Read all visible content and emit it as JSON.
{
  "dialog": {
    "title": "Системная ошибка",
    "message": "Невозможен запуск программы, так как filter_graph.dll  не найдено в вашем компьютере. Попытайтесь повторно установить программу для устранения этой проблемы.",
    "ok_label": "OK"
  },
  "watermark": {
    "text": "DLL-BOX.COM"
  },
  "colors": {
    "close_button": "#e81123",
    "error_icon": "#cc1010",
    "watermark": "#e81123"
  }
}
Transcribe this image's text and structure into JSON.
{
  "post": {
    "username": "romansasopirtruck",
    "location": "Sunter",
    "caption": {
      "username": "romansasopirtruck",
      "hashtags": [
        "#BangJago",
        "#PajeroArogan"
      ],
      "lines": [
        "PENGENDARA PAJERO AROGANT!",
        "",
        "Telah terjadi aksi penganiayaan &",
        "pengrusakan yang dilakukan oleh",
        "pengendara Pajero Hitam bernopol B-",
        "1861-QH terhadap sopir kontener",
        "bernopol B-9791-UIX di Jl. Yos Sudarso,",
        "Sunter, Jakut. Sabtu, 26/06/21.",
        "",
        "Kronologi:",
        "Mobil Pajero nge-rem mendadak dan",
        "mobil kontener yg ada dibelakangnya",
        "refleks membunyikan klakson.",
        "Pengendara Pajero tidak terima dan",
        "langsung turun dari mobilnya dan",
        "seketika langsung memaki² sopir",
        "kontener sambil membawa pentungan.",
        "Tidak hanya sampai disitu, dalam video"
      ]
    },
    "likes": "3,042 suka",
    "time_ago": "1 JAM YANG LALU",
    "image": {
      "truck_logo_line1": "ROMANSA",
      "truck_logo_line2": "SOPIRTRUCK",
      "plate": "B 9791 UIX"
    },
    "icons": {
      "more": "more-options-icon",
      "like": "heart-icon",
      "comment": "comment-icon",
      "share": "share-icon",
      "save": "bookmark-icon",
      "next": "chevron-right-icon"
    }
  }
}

WHAT THIS TASK INVOLVES>
Using the listing above, reproduce each line without omission.

RESPONSE TO THE TASK>
Read all visible content and emit it as JSON.
{
  "dialog": {
    "title": "Системная ошибка",
    "message": "Невозможен запуск программы, так как filter_graph.dll  не найдено в вашем компьютере. Попытайтесь повторно установить программу для устранения этой проблемы.",
    "ok_label": "OK"
  },
  "watermark": {
    "text": "DLL-BOX.COM"
  },
  "colors": {
    "close_button": "#e81123",
    "error_icon": "#cc1010",
    "watermark": "#e81123"
  }
}
Transcribe this image's text and structure into JSON.
{
  "post": {
    "username": "romansasopirtruck",
    "location": "Sunter",
    "caption": {
      "username": "romansasopirtruck",
      "hashtags": [
        "#BangJago",
        "#PajeroArogan"
      ],
      "lines": [
        "PENGENDARA PAJERO AROGANT!",
        "",
        "Telah terjadi aksi penganiayaan &",
        "pengrusakan yang dilakukan oleh",
        "pengendara Pajero Hitam bernopol B-",
        "1861-QH terhadap sopir kontener",
        "bernopol B-9791-UIX di Jl. Yos Sudarso,",
        "Sunter, Jakut. Sabtu, 26/06/21.",
        "",
        "Kronologi:",
        "Mobil Pajero nge-rem mendadak dan",
        "mobil kontener yg ada dibelakangnya",
        "refleks membunyikan klakson.",
        "Pengendara Pajero tidak terima dan",
        "langsung turun dari mobilnya dan",
        "seketika langsung memaki² sopir",
        "kontener sambil membawa pentungan.",
        "Tidak hanya sampai disitu, dalam video"
      ]
    },
    "likes": "3,042 suka",
    "time_ago": "1 JAM YANG LALU",
    "image": {
      "truck_logo_line1": "ROMANSA",
      "truck_logo_line2": "SOPIRTRUCK",
      "plate": "B 9791 UIX"
    },
    "icons": {
      "more": "more-options-icon",
      "like": "heart-icon",
      "comment": "comment-icon",
      "share": "share-icon",
      "save": "bookmark-icon",
      "next": "chevron-right-icon"
    }
  }
}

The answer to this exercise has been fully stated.